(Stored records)

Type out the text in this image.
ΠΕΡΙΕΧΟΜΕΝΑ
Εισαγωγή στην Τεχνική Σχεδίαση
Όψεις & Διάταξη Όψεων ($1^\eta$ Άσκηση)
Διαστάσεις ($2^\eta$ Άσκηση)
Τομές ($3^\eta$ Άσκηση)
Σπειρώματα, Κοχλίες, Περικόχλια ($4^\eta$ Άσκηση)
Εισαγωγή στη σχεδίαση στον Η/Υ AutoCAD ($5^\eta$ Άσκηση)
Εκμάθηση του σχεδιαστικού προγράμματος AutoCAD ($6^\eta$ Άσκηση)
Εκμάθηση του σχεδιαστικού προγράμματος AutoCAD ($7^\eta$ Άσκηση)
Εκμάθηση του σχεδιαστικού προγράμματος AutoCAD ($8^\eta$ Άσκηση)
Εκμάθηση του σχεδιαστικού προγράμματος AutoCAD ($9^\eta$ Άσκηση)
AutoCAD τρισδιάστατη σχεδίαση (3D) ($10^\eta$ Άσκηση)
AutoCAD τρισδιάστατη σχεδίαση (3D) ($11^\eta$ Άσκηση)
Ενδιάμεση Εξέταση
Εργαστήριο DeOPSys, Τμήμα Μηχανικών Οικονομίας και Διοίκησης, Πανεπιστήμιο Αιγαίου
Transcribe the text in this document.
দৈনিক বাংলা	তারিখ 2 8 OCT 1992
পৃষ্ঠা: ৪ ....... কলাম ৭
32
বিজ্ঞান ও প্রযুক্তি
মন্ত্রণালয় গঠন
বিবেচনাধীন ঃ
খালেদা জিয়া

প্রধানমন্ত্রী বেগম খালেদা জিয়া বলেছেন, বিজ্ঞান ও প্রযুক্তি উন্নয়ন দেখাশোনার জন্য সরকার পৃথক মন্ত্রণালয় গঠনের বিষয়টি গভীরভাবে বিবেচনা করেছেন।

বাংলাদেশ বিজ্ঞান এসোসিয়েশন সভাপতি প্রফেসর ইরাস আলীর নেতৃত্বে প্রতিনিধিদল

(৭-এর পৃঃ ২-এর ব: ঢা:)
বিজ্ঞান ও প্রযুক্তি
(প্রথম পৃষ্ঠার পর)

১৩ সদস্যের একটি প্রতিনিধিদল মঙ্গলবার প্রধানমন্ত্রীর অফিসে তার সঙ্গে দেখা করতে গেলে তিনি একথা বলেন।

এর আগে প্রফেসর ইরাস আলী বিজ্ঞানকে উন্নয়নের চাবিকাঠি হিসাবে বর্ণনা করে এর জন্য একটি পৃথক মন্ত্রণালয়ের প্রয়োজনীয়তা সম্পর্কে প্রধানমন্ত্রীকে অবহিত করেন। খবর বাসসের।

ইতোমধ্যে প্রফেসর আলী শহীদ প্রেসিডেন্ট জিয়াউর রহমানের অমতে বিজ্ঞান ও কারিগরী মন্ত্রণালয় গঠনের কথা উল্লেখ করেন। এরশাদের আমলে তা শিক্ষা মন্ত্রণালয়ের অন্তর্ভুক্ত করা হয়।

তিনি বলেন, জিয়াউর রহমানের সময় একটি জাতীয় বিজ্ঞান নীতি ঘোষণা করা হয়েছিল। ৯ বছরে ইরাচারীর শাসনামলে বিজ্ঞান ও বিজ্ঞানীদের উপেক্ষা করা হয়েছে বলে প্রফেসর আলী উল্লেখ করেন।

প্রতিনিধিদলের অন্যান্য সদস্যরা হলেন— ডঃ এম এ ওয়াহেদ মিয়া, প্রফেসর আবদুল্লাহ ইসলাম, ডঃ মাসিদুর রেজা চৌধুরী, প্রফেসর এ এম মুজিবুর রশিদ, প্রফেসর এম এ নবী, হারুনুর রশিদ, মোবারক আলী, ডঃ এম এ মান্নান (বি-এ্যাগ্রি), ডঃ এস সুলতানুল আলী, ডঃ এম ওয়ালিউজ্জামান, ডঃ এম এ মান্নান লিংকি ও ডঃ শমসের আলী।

Task requirements:
Print from the line containing "Transcribe the text in this document." to the last line above, exactly as written.

Reply:
Transcribe the text in this document.
দৈনিক বাংলা	তারিখ 2 8 OCT 1992
পৃষ্ঠা: ৪ ....... কলাম ৭
32
বিজ্ঞান ও প্রযুক্তি
মন্ত্রণালয় গঠন
বিবেচনাধীন ঃ
খালেদা জিয়া

প্রধানমন্ত্রী বেগম খালেদা জিয়া বলেছেন, বিজ্ঞান ও প্রযুক্তি উন্নয়ন দেখাশোনার জন্য সরকার পৃথক মন্ত্রণালয় গঠনের বিষয়টি গভীরভাবে বিবেচনা করেছেন।

বাংলাদেশ বিজ্ঞান এসোসিয়েশন সভাপতি প্রফেসর ইরাস আলীর নেতৃত্বে প্রতিনিধিদল

(৭-এর পৃঃ ২-এর ব: ঢা:)
বিজ্ঞান ও প্রযুক্তি
(প্রথম পৃষ্ঠার পর)

১৩ সদস্যের একটি প্রতিনিধিদল মঙ্গলবার প্রধানমন্ত্রীর অফিসে তার সঙ্গে দেখা করতে গেলে তিনি একথা বলেন।

এর আগে প্রফেসর ইরাস আলী বিজ্ঞানকে উন্নয়নের চাবিকাঠি হিসাবে বর্ণনা করে এর জন্য একটি পৃথক মন্ত্রণালয়ের প্রয়োজনীয়তা সম্পর্কে প্রধানমন্ত্রীকে অবহিত করেন। খবর বাসসের।

ইতোমধ্যে প্রফেসর আলী শহীদ প্রেসিডেন্ট জিয়াউর রহমানের অমতে বিজ্ঞান ও কারিগরী মন্ত্রণালয় গঠনের কথা উল্লেখ করেন। এরশাদের আমলে তা শিক্ষা মন্ত্রণালয়ের অন্তর্ভুক্ত করা হয়।

তিনি বলেন, জিয়াউর রহমানের সময় একটি জাতীয় বিজ্ঞান নীতি ঘোষণা করা হয়েছিল। ৯ বছরে ইরাচারীর শাসনামলে বিজ্ঞান ও বিজ্ঞানীদের উপেক্ষা করা হয়েছে বলে প্রফেসর আলী উল্লেখ করেন।

প্রতিনিধিদলের অন্যান্য সদস্যরা হলেন— ডঃ এম এ ওয়াহেদ মিয়া, প্রফেসর আবদুল্লাহ ইসলাম, ডঃ মাসিদুর রেজা চৌধুরী, প্রফেসর এ এম মুজিবুর রশিদ, প্রফেসর এম এ নবী, হারুনুর রশিদ, মোবারক আলী, ডঃ এম এ মান্নান (বি-এ্যাগ্রি), ডঃ এস সুলতানুল আলী, ডঃ এম ওয়ালিউজ্জামান, ডঃ এম এ মান্নান লিংকি ও ডঃ শমসের আলী।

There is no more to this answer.